Trecho do texto:
· · · · ·
É assaz relevante destacar que “o que caracteriza essa modalidade de gratificação é sua vinculação a um serviço comum, executado em condições excepcionais para o funcionário, ou a uma situação normal do serviço mas que acarreta despesas extraordinárias para o servidor”, razão pela qual “essas gratificações só devem ser percebidas enquanto o servidor está prestando o serviço que as enseja, porque são retribuições pecuniárias pro labore faciendo e propter laborem. Cessado o trabalho que lhes dá causa ou desaparecidos os motivos excepcionais e transitórios que as justificam, extingue-se a razão de seu pagamento” (Hely Lopes Meirelles. Direito Administrativo Brasileiro, São Paulo: Malheiros, 2001, 26ª ed., pp. 457-458).

                  

DA GRATIFICAÇÃO PREVISTA NOS ARTIGOS 6º E 7º DA LEI N. 2.103/89, COM A REDAÇÃO DADA PELA LEI N. 2182/90, E NA LEI Nº 2.183/90.

 

O artigo 6º da Lei nº 2.103/89 prevê gratificação mensal, de até 250%, para operadores de máquinas, operadores de usina e motoristas que zelem e mantenham em permanente estado de uso os equipamentos sob suas responsabilidades. O dispositivo legal ainda prevê outras duas gratificações: uma de até 250%, para os auxiliares de mecânico e mecânicos, que atuem com presteza e desempenho eficiente na manutenção da frota de veículos e máquinas da Prefeitura; e outra de até 100% “do nível inicial da respectiva carreira”, para fiscais de obras e tributos.

As gratificações, segundo o parágrafo único do artigo 6º, serão concedidas mediante avaliação e serão proporcionais aos índices de desempenho obtidos pelos servidores.

O artigo 7º da Lei nº 2.103/90 institui gratificação aos servidores da União, dos Estados e de outros Municípios, bem como aos das respectivas entidades da Administração Indireta, que venham a colaborar com a Prefeitura Municipal, ficando afastados ou à disposição, “parcial ou integralmente”, cujo valor, fixado em função do “curriculum” do servidor e das atribuições que lhe vierem a ser cometidas, será, no máximo, o do subsídio do Secretário Municipal.

A Lei nº 2.183/90 autoriza o Prefeito Municipal a conceder gratificação, de até 250%, para todos os servidores municipais, podendo-se interpretar, na melhor das hipóteses, que a gratificação será concedida mediante avaliação e será também proporcional aos índices de desempenho alcançados pelo servidor (parágrafo único do artigo 6º da Lei nº 2.103/89).
· · · · ·
Dados fornecidos:
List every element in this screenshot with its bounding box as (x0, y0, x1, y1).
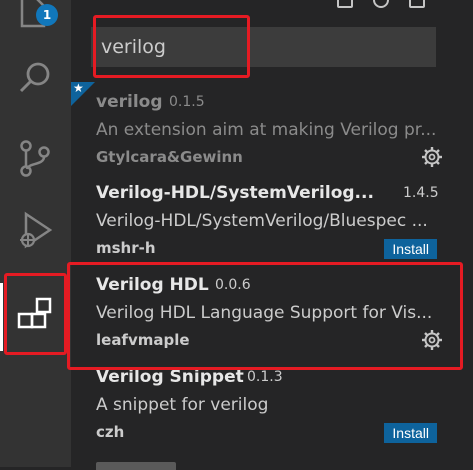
· · · · ·
Exercício escrito:
Cite literalmente, do texto sobre as gratificações de servidores municipais, tudo o que vai de "A Lei nº 2.183/90 autoriza" até "Lei nº 2.103/89).".

Tarefa concluída:
A Lei nº 2.183/90 autoriza o Prefeito Municipal a conceder gratificação, de até 250%, para todos os servidores municipais, podendo-se interpretar, na melhor das hipóteses, que a gratificação será concedida mediante avaliação e será também proporcional aos índices de desempenho alcançados pelo servidor (parágrafo único do artigo 6º da Lei nº 2.103/89).